Records for processing:

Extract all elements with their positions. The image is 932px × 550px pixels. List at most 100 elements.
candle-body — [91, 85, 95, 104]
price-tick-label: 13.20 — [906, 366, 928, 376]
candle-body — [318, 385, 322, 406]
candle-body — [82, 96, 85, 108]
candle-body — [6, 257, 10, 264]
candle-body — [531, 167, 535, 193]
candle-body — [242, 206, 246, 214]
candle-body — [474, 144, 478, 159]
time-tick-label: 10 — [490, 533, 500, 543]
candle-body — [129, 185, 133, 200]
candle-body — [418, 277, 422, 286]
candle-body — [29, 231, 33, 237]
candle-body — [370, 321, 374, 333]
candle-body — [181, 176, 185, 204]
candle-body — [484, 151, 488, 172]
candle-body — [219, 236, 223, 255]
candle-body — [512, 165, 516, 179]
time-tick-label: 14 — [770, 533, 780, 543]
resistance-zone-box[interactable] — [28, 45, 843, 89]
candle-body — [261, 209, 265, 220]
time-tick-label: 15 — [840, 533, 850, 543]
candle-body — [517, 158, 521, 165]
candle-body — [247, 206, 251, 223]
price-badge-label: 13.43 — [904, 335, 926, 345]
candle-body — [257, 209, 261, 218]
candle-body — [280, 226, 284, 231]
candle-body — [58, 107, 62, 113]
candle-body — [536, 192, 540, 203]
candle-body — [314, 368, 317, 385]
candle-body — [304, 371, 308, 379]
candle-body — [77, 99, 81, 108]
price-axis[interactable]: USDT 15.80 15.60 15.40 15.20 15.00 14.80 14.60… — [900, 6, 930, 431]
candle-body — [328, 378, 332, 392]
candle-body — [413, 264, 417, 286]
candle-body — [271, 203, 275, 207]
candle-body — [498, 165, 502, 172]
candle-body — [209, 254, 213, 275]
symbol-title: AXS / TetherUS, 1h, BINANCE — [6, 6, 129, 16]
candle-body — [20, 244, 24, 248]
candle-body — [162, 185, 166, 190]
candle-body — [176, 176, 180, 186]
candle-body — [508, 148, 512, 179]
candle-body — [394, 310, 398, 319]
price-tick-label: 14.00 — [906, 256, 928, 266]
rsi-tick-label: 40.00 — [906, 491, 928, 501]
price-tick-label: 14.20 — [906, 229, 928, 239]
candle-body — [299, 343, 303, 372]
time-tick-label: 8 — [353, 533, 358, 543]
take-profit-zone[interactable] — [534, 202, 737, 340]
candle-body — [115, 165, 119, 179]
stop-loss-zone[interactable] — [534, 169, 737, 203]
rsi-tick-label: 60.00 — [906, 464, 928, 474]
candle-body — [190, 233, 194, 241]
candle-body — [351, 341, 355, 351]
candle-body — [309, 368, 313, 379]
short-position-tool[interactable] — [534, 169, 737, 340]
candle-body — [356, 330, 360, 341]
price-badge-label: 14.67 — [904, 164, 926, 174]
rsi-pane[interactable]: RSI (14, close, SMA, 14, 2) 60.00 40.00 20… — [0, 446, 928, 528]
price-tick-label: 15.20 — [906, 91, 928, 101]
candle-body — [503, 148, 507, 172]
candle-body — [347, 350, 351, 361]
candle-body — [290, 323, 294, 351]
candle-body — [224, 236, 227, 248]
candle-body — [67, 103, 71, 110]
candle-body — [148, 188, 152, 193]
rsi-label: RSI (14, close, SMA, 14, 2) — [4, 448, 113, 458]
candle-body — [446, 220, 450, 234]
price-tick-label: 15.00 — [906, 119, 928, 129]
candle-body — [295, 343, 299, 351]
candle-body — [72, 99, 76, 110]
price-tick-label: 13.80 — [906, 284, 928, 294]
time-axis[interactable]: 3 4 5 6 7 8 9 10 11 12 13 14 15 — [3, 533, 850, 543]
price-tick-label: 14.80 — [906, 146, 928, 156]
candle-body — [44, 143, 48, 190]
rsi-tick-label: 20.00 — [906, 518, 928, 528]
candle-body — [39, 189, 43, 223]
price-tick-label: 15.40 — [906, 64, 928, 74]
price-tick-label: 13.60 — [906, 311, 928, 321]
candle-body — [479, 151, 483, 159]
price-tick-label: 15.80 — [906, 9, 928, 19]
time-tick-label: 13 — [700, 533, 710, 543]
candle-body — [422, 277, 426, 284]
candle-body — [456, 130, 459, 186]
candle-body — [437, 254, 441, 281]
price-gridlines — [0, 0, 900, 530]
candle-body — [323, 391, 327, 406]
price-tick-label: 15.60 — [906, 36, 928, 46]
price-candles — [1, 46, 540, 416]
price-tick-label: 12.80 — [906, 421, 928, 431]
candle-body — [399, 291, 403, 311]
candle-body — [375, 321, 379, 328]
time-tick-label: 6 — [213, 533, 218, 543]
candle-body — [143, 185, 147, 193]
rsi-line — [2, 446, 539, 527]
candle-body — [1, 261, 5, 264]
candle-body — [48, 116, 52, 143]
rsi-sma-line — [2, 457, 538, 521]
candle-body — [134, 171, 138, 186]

What you should do:
Copy the lines of data exactly, everything from the start of the data down to the line containing "candle-body — [77, 99, 81, 108]".

Solution:
Extract all elements with their positions. The image is 932px × 550px pixels. List at most 100 elements.
candle-body — [91, 85, 95, 104]
price-tick-label: 13.20 — [906, 366, 928, 376]
candle-body — [318, 385, 322, 406]
candle-body — [82, 96, 85, 108]
candle-body — [6, 257, 10, 264]
candle-body — [531, 167, 535, 193]
candle-body — [242, 206, 246, 214]
candle-body — [474, 144, 478, 159]
time-tick-label: 10 — [490, 533, 500, 543]
candle-body — [129, 185, 133, 200]
candle-body — [418, 277, 422, 286]
candle-body — [29, 231, 33, 237]
candle-body — [370, 321, 374, 333]
candle-body — [181, 176, 185, 204]
candle-body — [484, 151, 488, 172]
candle-body — [219, 236, 223, 255]
candle-body — [512, 165, 516, 179]
time-tick-label: 14 — [770, 533, 780, 543]
resistance-zone-box[interactable] — [28, 45, 843, 89]
candle-body — [261, 209, 265, 220]
time-tick-label: 15 — [840, 533, 850, 543]
candle-body — [517, 158, 521, 165]
candle-body — [247, 206, 251, 223]
price-badge-label: 13.43 — [904, 335, 926, 345]
candle-body — [257, 209, 261, 218]
candle-body — [280, 226, 284, 231]
candle-body — [58, 107, 62, 113]
candle-body — [536, 192, 540, 203]
candle-body — [314, 368, 317, 385]
candle-body — [304, 371, 308, 379]
candle-body — [77, 99, 81, 108]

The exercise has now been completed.